- TASK STATEMENT
Pick out every line in the data below that holds "göra".

- RECORDS SUPPLIED
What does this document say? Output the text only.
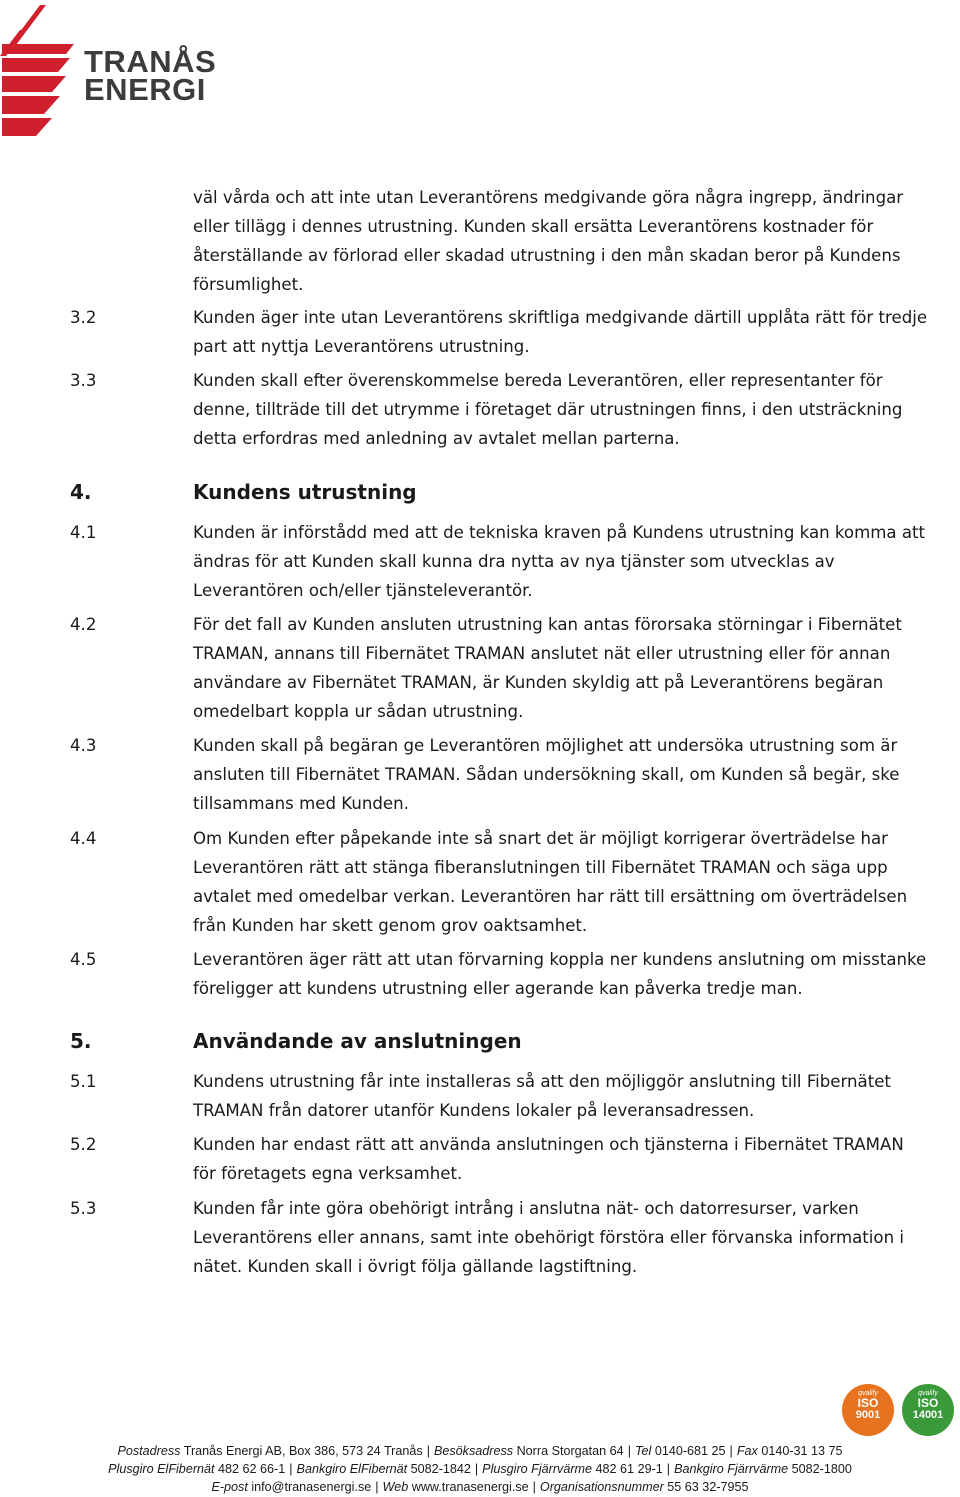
TRANÅS
ENERGI
väl vårda och att inte utan Leverantörens medgivande göra några ingrepp, ändringar eller tillägg i dennes utrustning. Kunden skall ersätta Leverantörens kostnader för återställande av förlorad eller skadad utrustning i den mån skadan beror på Kundens försumlighet.
3.2	Kunden äger inte utan Leverantörens skriftliga medgivande därtill upplåta rätt för tredje part att nyttja Leverantörens utrustning.
3.3	Kunden skall efter överenskommelse bereda Leverantören, eller representanter för denne, tillträde till det utrymme i företaget där utrustningen finns, i den utsträckning detta erfordras med anledning av avtalet mellan parterna.
4.	Kundens utrustning
4.1	Kunden är införstådd med att de tekniska kraven på Kundens utrustning kan komma att ändras för att Kunden skall kunna dra nytta av nya tjänster som utvecklas av Leverantören och/eller tjänsteleverantör.
4.2	För det fall av Kunden ansluten utrustning kan antas förorsaka störningar i Fibernätet TRAMAN, annans till Fibernätet TRAMAN anslutet nät eller utrustning eller för annan användare av Fibernätet TRAMAN, är Kunden skyldig att på Leverantörens begäran omedelbart koppla ur sådan utrustning.
4.3	Kunden skall på begäran ge Leverantören möjlighet att undersöka utrustning som är ansluten till Fibernätet TRAMAN. Sådan undersökning skall, om Kunden så begär, ske tillsammans med Kunden.
4.4	Om Kunden efter påpekande inte så snart det är möjligt korrigerar överträdelse har Leverantören rätt att stänga fiberanslutningen till Fibernätet TRAMAN och säga upp avtalet med omedelbar verkan. Leverantören har rätt till ersättning om överträdelsen från Kunden har skett genom grov oaktsamhet.
4.5	Leverantören äger rätt att utan förvarning koppla ner kundens anslutning om misstanke föreligger att kundens utrustning eller agerande kan påverka tredje man.
5.	Användande av anslutningen
5.1	Kundens utrustning får inte installeras så att den möjliggör anslutning till Fibernätet TRAMAN från datorer utanför Kundens lokaler på leveransadressen.
5.2	Kunden har endast rätt att använda anslutningen och tjänsterna i Fibernätet TRAMAN för företagets egna verksamhet.
5.3	Kunden får inte göra obehörigt intrång i anslutna nät- och datorresurser, varken Leverantörens eller annans, samt inte obehörigt förstöra eller förvanska information i nätet. Kunden skall i övrigt följa gällande lagstiftning.
qvalify
ISO
9001
qvalify
ISO
14001
Postadress Tranås Energi AB, Box 386, 573 24 Tranås | Besöksadress Norra Storgatan 64 | Tel 0140-681 25 | Fax 0140-31 13 75
Plusgiro ElFibernät 482 62 66-1 | Bankgiro ElFibernät 5082-1842 | Plusgiro Fjärrvärme 482 61 29-1 | Bankgiro Fjärrvärme 5082-1800
E-post info@tranasenergi.se | Web www.tranasenergi.se | Organisationsnummer 55 63 32-7955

- FINAL ANSWER
väl vårda och att inte utan Leverantörens medgivande göra några ingrepp, ändringar eller tillägg i dennes utrustning. Kunden skall ersätta Leverantörens kostnader för återställande av förlorad eller skadad utrustning i den mån skadan beror på Kundens försumlighet.
5.3	Kunden får inte göra obehörigt intrång i anslutna nät- och datorresurser, varken Leverantörens eller annans, samt inte obehörigt förstöra eller förvanska information i nätet. Kunden skall i övrigt följa gällande lagstiftning.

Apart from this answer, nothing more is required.